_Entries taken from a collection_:

****************

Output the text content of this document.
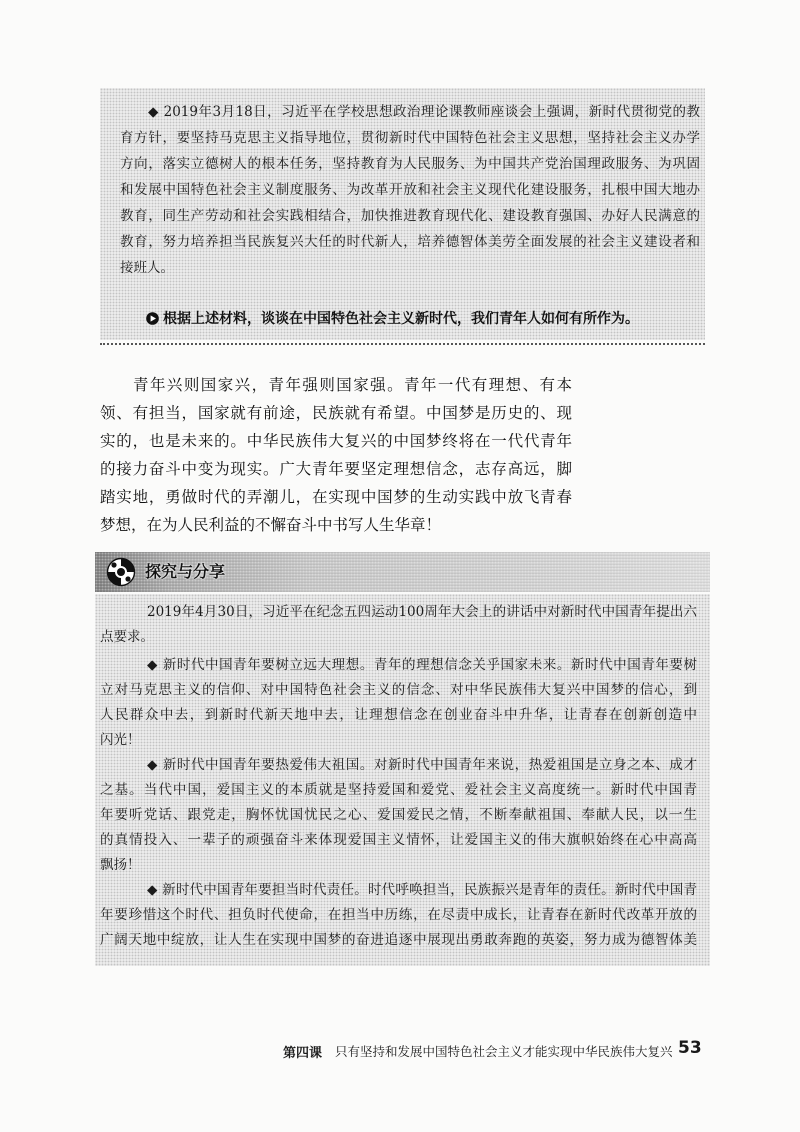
◆ 2019年3月18日，习近平在学校思想政治理论课教师座谈会上强调，新时代贯彻党的教
育方针，要坚持马克思主义指导地位，贯彻新时代中国特色社会主义思想，坚持社会主义办学
方向，落实立德树人的根本任务，坚持教育为人民服务、为中国共产党治国理政服务、为巩固
和发展中国特色社会主义制度服务、为改革开放和社会主义现代化建设服务，扎根中国大地办
教育，同生产劳动和社会实践相结合，加快推进教育现代化、建设教育强国、办好人民满意的
教育，努力培养担当民族复兴大任的时代新人，培养德智体美劳全面发展的社会主义建设者和
接班人。
根据上述材料，谈谈在中国特色社会主义新时代，我们青年人如何有所作为。
青年兴则国家兴，青年强则国家强。青年一代有理想、有本
领、有担当，国家就有前途，民族就有希望。中国梦是历史的、现
实的，也是未来的。中华民族伟大复兴的中国梦终将在一代代青年
的接力奋斗中变为现实。广大青年要坚定理想信念，志存高远，脚
踏实地，勇做时代的弄潮儿，在实现中国梦的生动实践中放飞青春
梦想，在为人民利益的不懈奋斗中书写人生华章！
探究与分享
2019年4月30日，习近平在纪念五四运动100周年大会上的讲话中对新时代中国青年提出六
点要求。
◆ 新时代中国青年要树立远大理想。青年的理想信念关乎国家未来。新时代中国青年要树
立对马克思主义的信仰、对中国特色社会主义的信念、对中华民族伟大复兴中国梦的信心，到
人民群众中去，到新时代新天地中去，让理想信念在创业奋斗中升华，让青春在创新创造中
闪光！
◆ 新时代中国青年要热爱伟大祖国。对新时代中国青年来说，热爱祖国是立身之本、成才
之基。当代中国，爱国主义的本质就是坚持爱国和爱党、爱社会主义高度统一。新时代中国青
年要听党话、跟党走，胸怀忧国忧民之心、爱国爱民之情，不断奉献祖国、奉献人民，以一生
的真情投入、一辈子的顽强奋斗来体现爱国主义情怀，让爱国主义的伟大旗帜始终在心中高高
飘扬！
◆ 新时代中国青年要担当时代责任。时代呼唤担当，民族振兴是青年的责任。新时代中国青
年要珍惜这个时代、担负时代使命，在担当中历练，在尽责中成长，让青春在新时代改革开放的
广阔天地中绽放，让人生在实现中国梦的奋进追逐中展现出勇敢奔跑的英姿，努力成为德智体美
第四课 只有坚持和发展中国特色社会主义才能实现中华民族伟大复兴 53
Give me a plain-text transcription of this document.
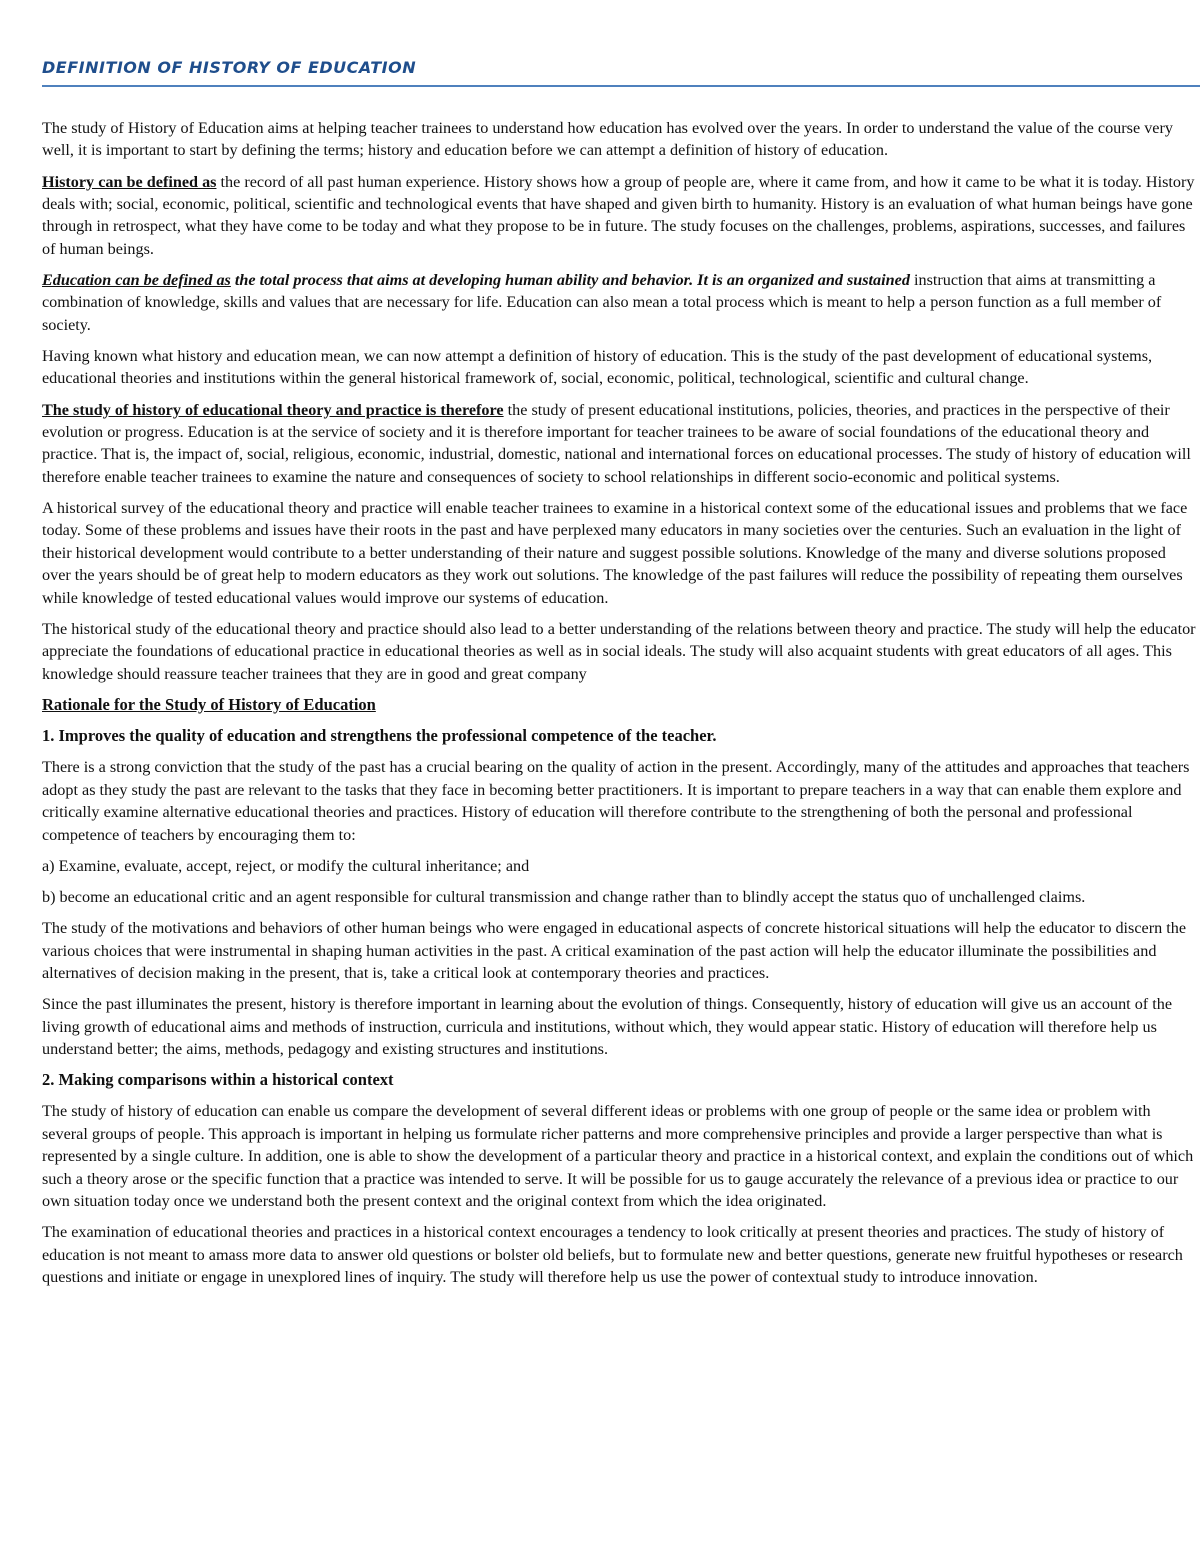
DEFINITION OF HISTORY OF EDUCATION

The study of History of Education aims at helping teacher trainees to understand how education has evolved over the years. In order to understand the value of the course very well, it is important to start by defining the terms; history and education before we can attempt a definition of history of education.

History can be defined as the record of all past human experience. History shows how a group of people are, where it came from, and how it came to be what it is today. History deals with; social, economic, political, scientific and technological events that have shaped and given birth to humanity. History is an evaluation of what human beings have gone through in retrospect, what they have come to be today and what they propose to be in future. The study focuses on the challenges, problems, aspirations, successes, and failures of human beings.

Education can be defined as the total process that aims at developing human ability and behavior. It is an organized and sustained instruction that aims at transmitting a combination of knowledge, skills and values that are necessary for life. Education can also mean a total process which is meant to help a person function as a full member of society.

Having known what history and education mean, we can now attempt a definition of history of education. This is the study of the past development of educational systems, educational theories and institutions within the general historical framework of, social, economic, political, technological, scientific and cultural change.

The study of history of educational theory and practice is therefore the study of present educational institutions, policies, theories, and practices in the perspective of their evolution or progress. Education is at the service of society and it is therefore important for teacher trainees to be aware of social foundations of the educational theory and practice. That is, the impact of, social, religious, economic, industrial, domestic, national and international forces on educational processes. The study of history of education will therefore enable teacher trainees to examine the nature and consequences of society to school relationships in different socio-economic and political systems.

A historical survey of the educational theory and practice will enable teacher trainees to examine in a historical context some of the educational issues and problems that we face today. Some of these problems and issues have their roots in the past and have perplexed many educators in many societies over the centuries. Such an evaluation in the light of their historical development would contribute to a better understanding of their nature and suggest possible solutions. Knowledge of the many and diverse solutions proposed over the years should be of great help to modern educators as they work out solutions. The knowledge of the past failures will reduce the possibility of repeating them ourselves while knowledge of tested educational values would improve our systems of education.

The historical study of the educational theory and practice should also lead to a better understanding of the relations between theory and practice. The study will help the educator appreciate the foundations of educational practice in educational theories as well as in social ideals. The study will also acquaint students with great educators of all ages. This knowledge should reassure teacher trainees that they are in good and great company

Rationale for the Study of History of Education
1. Improves the quality of education and strengthens the professional competence of the teacher.

There is a strong conviction that the study of the past has a crucial bearing on the quality of action in the present. Accordingly, many of the attitudes and approaches that teachers adopt as they study the past are relevant to the tasks that they face in becoming better practitioners. It is important to prepare teachers in a way that can enable them explore and critically examine alternative educational theories and practices. History of education will therefore contribute to the strengthening of both the personal and professional competence of teachers by encouraging them to:

a) Examine, evaluate, accept, reject, or modify the cultural inheritance; and

b) become an educational critic and an agent responsible for cultural transmission and change rather than to blindly accept the status quo of unchallenged claims.

The study of the motivations and behaviors of other human beings who were engaged in educational aspects of concrete historical situations will help the educator to discern the various choices that were instrumental in shaping human activities in the past. A critical examination of the past action will help the educator illuminate the possibilities and alternatives of decision making in the present, that is, take a critical look at contemporary theories and practices.

Since the past illuminates the present, history is therefore important in learning about the evolution of things. Consequently, history of education will give us an account of the living growth of educational aims and methods of instruction, curricula and institutions, without which, they would appear static. History of education will therefore help us understand better; the aims, methods, pedagogy and existing structures and institutions.

2. Making comparisons within a historical context

The study of history of education can enable us compare the development of several different ideas or problems with one group of people or the same idea or problem with several groups of people. This approach is important in helping us formulate richer patterns and more comprehensive principles and provide a larger perspective than what is represented by a single culture. In addition, one is able to show the development of a particular theory and practice in a historical context, and explain the conditions out of which such a theory arose or the specific function that a practice was intended to serve. It will be possible for us to gauge accurately the relevance of a previous idea or practice to our own situation today once we understand both the present context and the original context from which the idea originated.

The examination of educational theories and practices in a historical context encourages a tendency to look critically at present theories and practices. The study of history of education is not meant to amass more data to answer old questions or bolster old beliefs, but to formulate new and better questions, generate new fruitful hypotheses or research questions and initiate or engage in unexplored lines of inquiry. The study will therefore help us use the power of contextual study to introduce innovation.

****************

_REQUIRED WORK_: Copy the material above exactly and drop the pictures.

_SOLUTION FOR THIS TASK_:
Output the text content of this document.
◆ 2019年3月18日，习近平在学校思想政治理论课教师座谈会上强调，新时代贯彻党的教
育方针，要坚持马克思主义指导地位，贯彻新时代中国特色社会主义思想，坚持社会主义办学
方向，落实立德树人的根本任务，坚持教育为人民服务、为中国共产党治国理政服务、为巩固
和发展中国特色社会主义制度服务、为改革开放和社会主义现代化建设服务，扎根中国大地办
教育，同生产劳动和社会实践相结合，加快推进教育现代化、建设教育强国、办好人民满意的
教育，努力培养担当民族复兴大任的时代新人，培养德智体美劳全面发展的社会主义建设者和
接班人。
根据上述材料，谈谈在中国特色社会主义新时代，我们青年人如何有所作为。
青年兴则国家兴，青年强则国家强。青年一代有理想、有本
领、有担当，国家就有前途，民族就有希望。中国梦是历史的、现
实的，也是未来的。中华民族伟大复兴的中国梦终将在一代代青年
的接力奋斗中变为现实。广大青年要坚定理想信念，志存高远，脚
踏实地，勇做时代的弄潮儿，在实现中国梦的生动实践中放飞青春
梦想，在为人民利益的不懈奋斗中书写人生华章！
探究与分享
2019年4月30日，习近平在纪念五四运动100周年大会上的讲话中对新时代中国青年提出六
点要求。
◆ 新时代中国青年要树立远大理想。青年的理想信念关乎国家未来。新时代中国青年要树
立对马克思主义的信仰、对中国特色社会主义的信念、对中华民族伟大复兴中国梦的信心，到
人民群众中去，到新时代新天地中去，让理想信念在创业奋斗中升华，让青春在创新创造中
闪光！
◆ 新时代中国青年要热爱伟大祖国。对新时代中国青年来说，热爱祖国是立身之本、成才
之基。当代中国，爱国主义的本质就是坚持爱国和爱党、爱社会主义高度统一。新时代中国青
年要听党话、跟党走，胸怀忧国忧民之心、爱国爱民之情，不断奉献祖国、奉献人民，以一生
的真情投入、一辈子的顽强奋斗来体现爱国主义情怀，让爱国主义的伟大旗帜始终在心中高高
飘扬！
◆ 新时代中国青年要担当时代责任。时代呼唤担当，民族振兴是青年的责任。新时代中国青
年要珍惜这个时代、担负时代使命，在担当中历练，在尽责中成长，让青春在新时代改革开放的
广阔天地中绽放，让人生在实现中国梦的奋进追逐中展现出勇敢奔跑的英姿，努力成为德智体美
第四课 只有坚持和发展中国特色社会主义才能实现中华民族伟大复兴 53
Give me a plain-text transcription of this document.
DEFINITION OF HISTORY OF EDUCATION

The study of History of Education aims at helping teacher trainees to understand how education has evolved over the years. In order to understand the value of the course very well, it is important to start by defining the terms; history and education before we can attempt a definition of history of education.

History can be defined as the record of all past human experience. History shows how a group of people are, where it came from, and how it came to be what it is today. History deals with; social, economic, political, scientific and technological events that have shaped and given birth to humanity. History is an evaluation of what human beings have gone through in retrospect, what they have come to be today and what they propose to be in future. The study focuses on the challenges, problems, aspirations, successes, and failures of human beings.

Education can be defined as the total process that aims at developing human ability and behavior. It is an organized and sustained instruction that aims at transmitting a combination of knowledge, skills and values that are necessary for life. Education can also mean a total process which is meant to help a person function as a full member of society.

Having known what history and education mean, we can now attempt a definition of history of education. This is the study of the past development of educational systems, educational theories and institutions within the general historical framework of, social, economic, political, technological, scientific and cultural change.

The study of history of educational theory and practice is therefore the study of present educational institutions, policies, theories, and practices in the perspective of their evolution or progress. Education is at the service of society and it is therefore important for teacher trainees to be aware of social foundations of the educational theory and practice. That is, the impact of, social, religious, economic, industrial, domestic, national and international forces on educational processes. The study of history of education will therefore enable teacher trainees to examine the nature and consequences of society to school relationships in different socio-economic and political systems.

A historical survey of the educational theory and practice will enable teacher trainees to examine in a historical context some of the educational issues and problems that we face today. Some of these problems and issues have their roots in the past and have perplexed many educators in many societies over the centuries. Such an evaluation in the light of their historical development would contribute to a better understanding of their nature and suggest possible solutions. Knowledge of the many and diverse solutions proposed over the years should be of great help to modern educators as they work out solutions. The knowledge of the past failures will reduce the possibility of repeating them ourselves while knowledge of tested educational values would improve our systems of education.

The historical study of the educational theory and practice should also lead to a better understanding of the relations between theory and practice. The study will help the educator appreciate the foundations of educational practice in educational theories as well as in social ideals. The study will also acquaint students with great educators of all ages. This knowledge should reassure teacher trainees that they are in good and great company

Rationale for the Study of History of Education
1. Improves the quality of education and strengthens the professional competence of the teacher.

There is a strong conviction that the study of the past has a crucial bearing on the quality of action in the present. Accordingly, many of the attitudes and approaches that teachers adopt as they study the past are relevant to the tasks that they face in becoming better practitioners. It is important to prepare teachers in a way that can enable them explore and critically examine alternative educational theories and practices. History of education will therefore contribute to the strengthening of both the personal and professional competence of teachers by encouraging them to:

a) Examine, evaluate, accept, reject, or modify the cultural inheritance; and

b) become an educational critic and an agent responsible for cultural transmission and change rather than to blindly accept the status quo of unchallenged claims.

The study of the motivations and behaviors of other human beings who were engaged in educational aspects of concrete historical situations will help the educator to discern the various choices that were instrumental in shaping human activities in the past. A critical examination of the past action will help the educator illuminate the possibilities and alternatives of decision making in the present, that is, take a critical look at contemporary theories and practices.

Since the past illuminates the present, history is therefore important in learning about the evolution of things. Consequently, history of education will give us an account of the living growth of educational aims and methods of instruction, curricula and institutions, without which, they would appear static. History of education will therefore help us understand better; the aims, methods, pedagogy and existing structures and institutions.

2. Making comparisons within a historical context

The study of history of education can enable us compare the development of several different ideas or problems with one group of people or the same idea or problem with several groups of people. This approach is important in helping us formulate richer patterns and more comprehensive principles and provide a larger perspective than what is represented by a single culture. In addition, one is able to show the development of a particular theory and practice in a historical context, and explain the conditions out of which such a theory arose or the specific function that a practice was intended to serve. It will be possible for us to gauge accurately the relevance of a previous idea or practice to our own situation today once we understand both the present context and the original context from which the idea originated.

The examination of educational theories and practices in a historical context encourages a tendency to look critically at present theories and practices. The study of history of education is not meant to amass more data to answer old questions or bolster old beliefs, but to formulate new and better questions, generate new fruitful hypotheses or research questions and initiate or engage in unexplored lines of inquiry. The study will therefore help us use the power of contextual study to introduce innovation.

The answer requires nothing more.